[Figure dataset records]
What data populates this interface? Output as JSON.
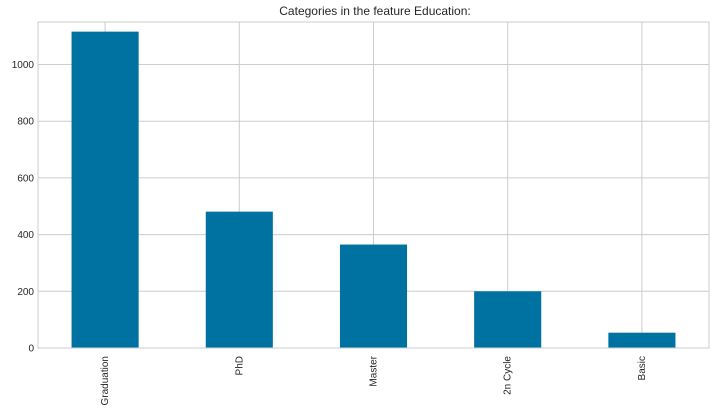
{
  "chart_data": {
    "type": "bar",
    "title": "Categories in the feature Education:",
    "xlabel": "",
    "ylabel": "",
    "categories": [
      "Graduation",
      "PhD",
      "Master",
      "2n Cycle",
      "Basic"
    ],
    "values": [
      1116,
      481,
      365,
      200,
      54
    ],
    "ylim": [
      0,
      1150
    ],
    "yticks": [
      0,
      200,
      400,
      600,
      800,
      1000
    ],
    "grid": true,
    "legend": "none",
    "colors": {
      "bar": "#0072a2",
      "grid": "#cccccc",
      "axes": "#cccccc",
      "text": "#262626"
    }
  }
}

_JOB:_ Give all the entries again exactly, dropping each picture.

_SOLUTION FOR THIS TASK:_
What data populates this interface? Output as JSON.
{
  "chart_data": {
    "type": "bar",
    "title": "Categories in the feature Education:",
    "xlabel": "",
    "ylabel": "",
    "categories": [
      "Graduation",
      "PhD",
      "Master",
      "2n Cycle",
      "Basic"
    ],
    "values": [
      1116,
      481,
      365,
      200,
      54
    ],
    "ylim": [
      0,
      1150
    ],
    "yticks": [
      0,
      200,
      400,
      600,
      800,
      1000
    ],
    "grid": true,
    "legend": "none",
    "colors": {
      "bar": "#0072a2",
      "grid": "#cccccc",
      "axes": "#cccccc",
      "text": "#262626"
    }
  }
}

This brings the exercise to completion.